Check each line of the data for "from" and select those that have it.
━━━━━ Dataset ━━━━━
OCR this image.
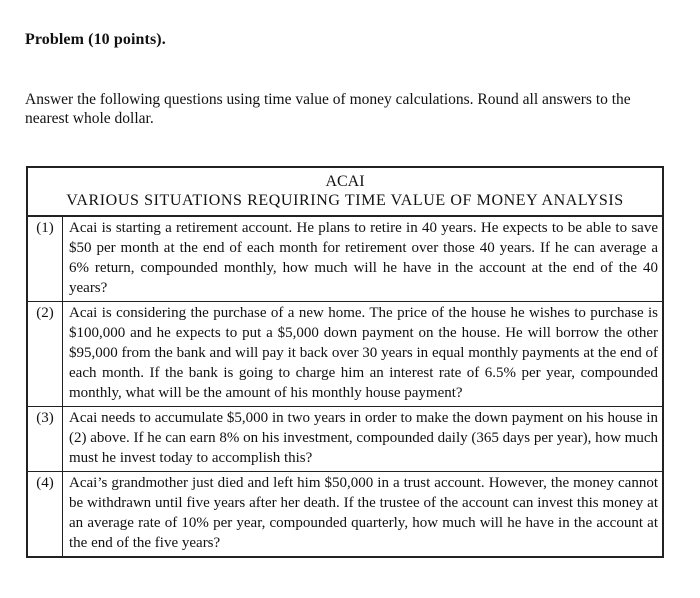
Problem (10 points).
Answer the following questions using time value of money calculations. Round all answers to the nearest whole dollar.
ACAI
VARIOUS SITUATIONS REQUIRING TIME VALUE OF MONEY ANALYSIS	

(1)	Acai is starting a retirement account. He plans to retire in 40 years. He expects to be able to save $50 per month at the end of each month for retirement over those 40 years. If he can average a 6% return, compounded monthly, how much will he have in the account at the end of the 40 years?
(2)	Acai is considering the purchase of a new home. The price of the house he wishes to purchase is $100,000 and he expects to put a $5,000 down payment on the house. He will borrow the other $95,000 from the bank and will pay it back over 30 years in equal monthly payments at the end of each month. If the bank is going to charge him an interest rate of 6.5% per year, compounded monthly, what will be the amount of his monthly house payment?
(3)	Acai needs to accumulate $5,000 in two years in order to make the down payment on his house in (2) above. If he can earn 8% on his investment, compounded daily (365 days per year), how much must he invest today to accomplish this?
(4)	Acai’s grandmother just died and left him $50,000 in a trust account. However, the money cannot be withdrawn until five years after her death. If the trustee of the account can invest this money at an average rate of 10% per year, compounded quarterly, how much will he have in the account at the end of the five years?
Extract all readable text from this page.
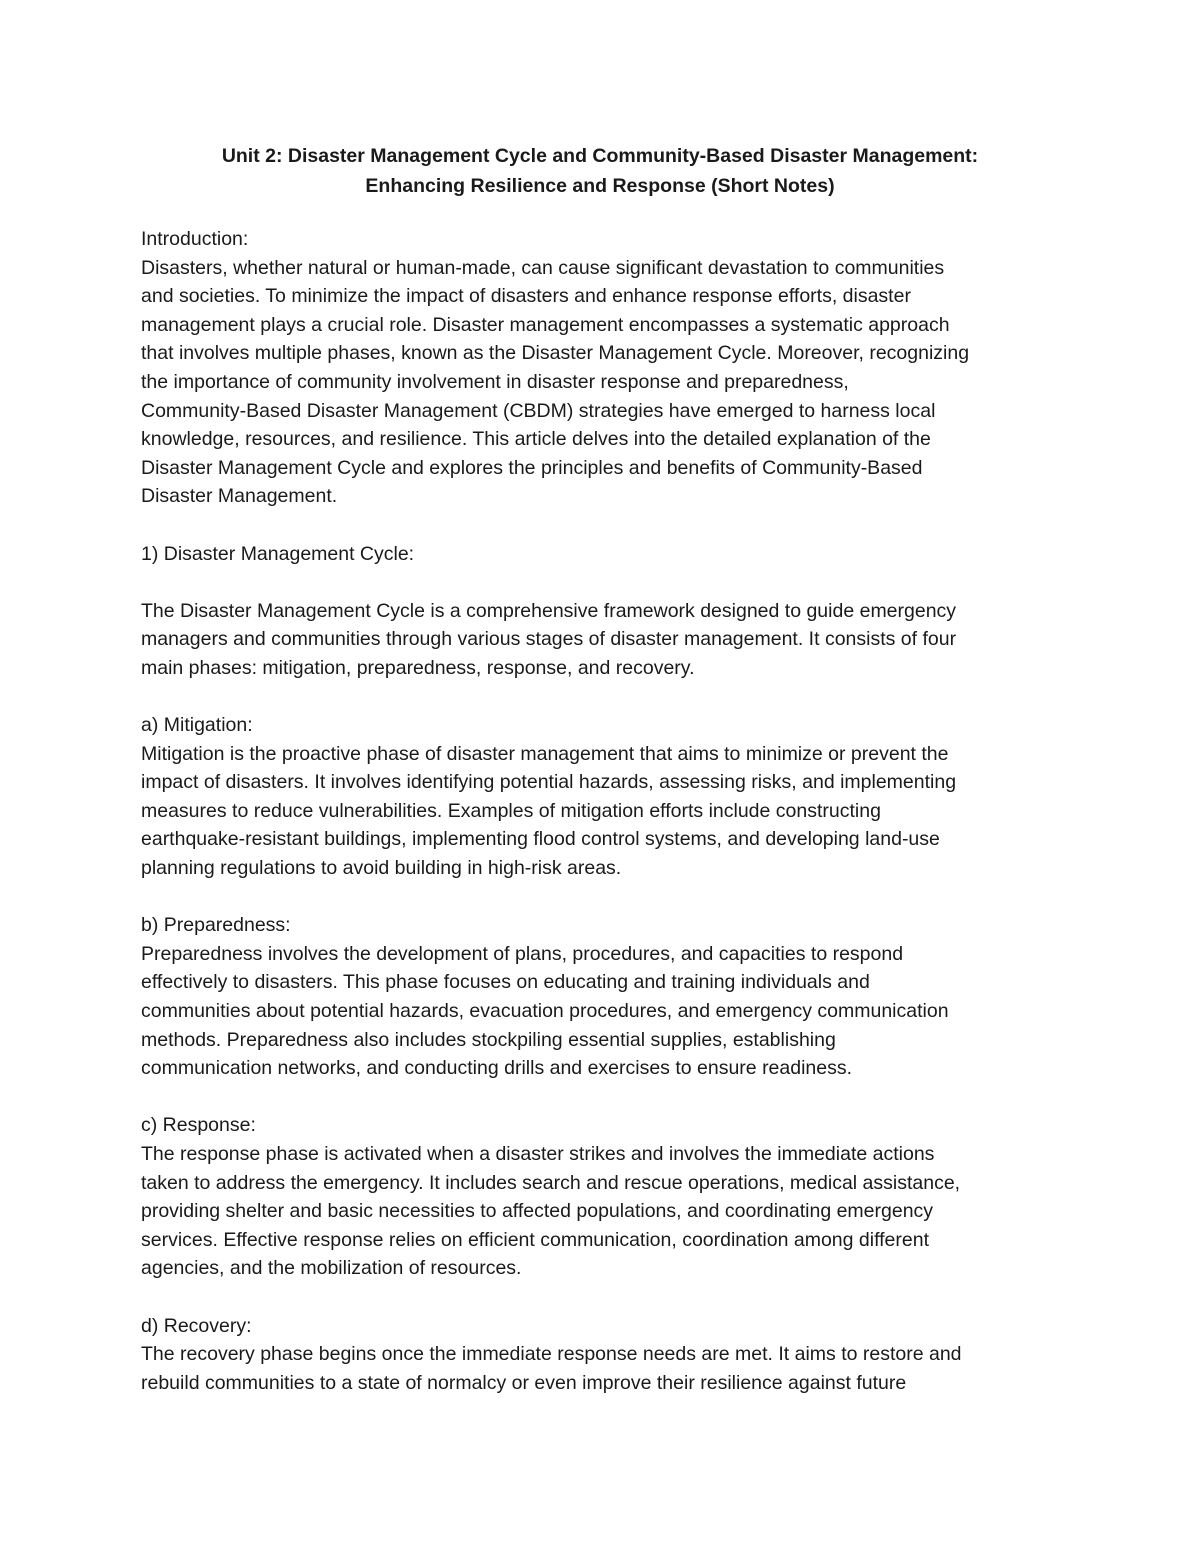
Unit 2: Disaster Management Cycle and Community-Based Disaster Management:
Enhancing Resilience and Response (Short Notes)
Introduction:
Disasters, whether natural or human-made, can cause significant devastation to communities
and societies. To minimize the impact of disasters and enhance response efforts, disaster
management plays a crucial role. Disaster management encompasses a systematic approach
that involves multiple phases, known as the Disaster Management Cycle. Moreover, recognizing
the importance of community involvement in disaster response and preparedness,
Community-Based Disaster Management (CBDM) strategies have emerged to harness local
knowledge, resources, and resilience. This article delves into the detailed explanation of the
Disaster Management Cycle and explores the principles and benefits of Community-Based
Disaster Management.
1) Disaster Management Cycle:
The Disaster Management Cycle is a comprehensive framework designed to guide emergency
managers and communities through various stages of disaster management. It consists of four
main phases: mitigation, preparedness, response, and recovery.
a) Mitigation:
Mitigation is the proactive phase of disaster management that aims to minimize or prevent the
impact of disasters. It involves identifying potential hazards, assessing risks, and implementing
measures to reduce vulnerabilities. Examples of mitigation efforts include constructing
earthquake-resistant buildings, implementing flood control systems, and developing land-use
planning regulations to avoid building in high-risk areas.
b) Preparedness:
Preparedness involves the development of plans, procedures, and capacities to respond
effectively to disasters. This phase focuses on educating and training individuals and
communities about potential hazards, evacuation procedures, and emergency communication
methods. Preparedness also includes stockpiling essential supplies, establishing
communication networks, and conducting drills and exercises to ensure readiness.
c) Response:
The response phase is activated when a disaster strikes and involves the immediate actions
taken to address the emergency. It includes search and rescue operations, medical assistance,
providing shelter and basic necessities to affected populations, and coordinating emergency
services. Effective response relies on efficient communication, coordination among different
agencies, and the mobilization of resources.
d) Recovery:
The recovery phase begins once the immediate response needs are met. It aims to restore and
rebuild communities to a state of normalcy or even improve their resilience against future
━━━━━
→ Result:
(2)	Acai is considering the purchase of a new home. The price of the house he wishes to purchase is $100,000 and he expects to put a $5,000 down payment on the house. He will borrow the other $95,000 from the bank and will pay it back over 30 years in equal monthly payments at the end of each month. If the bank is going to charge him an interest rate of 6.5% per year, compounded monthly, what will be the amount of his monthly house payment?
Extract all readable text from this page.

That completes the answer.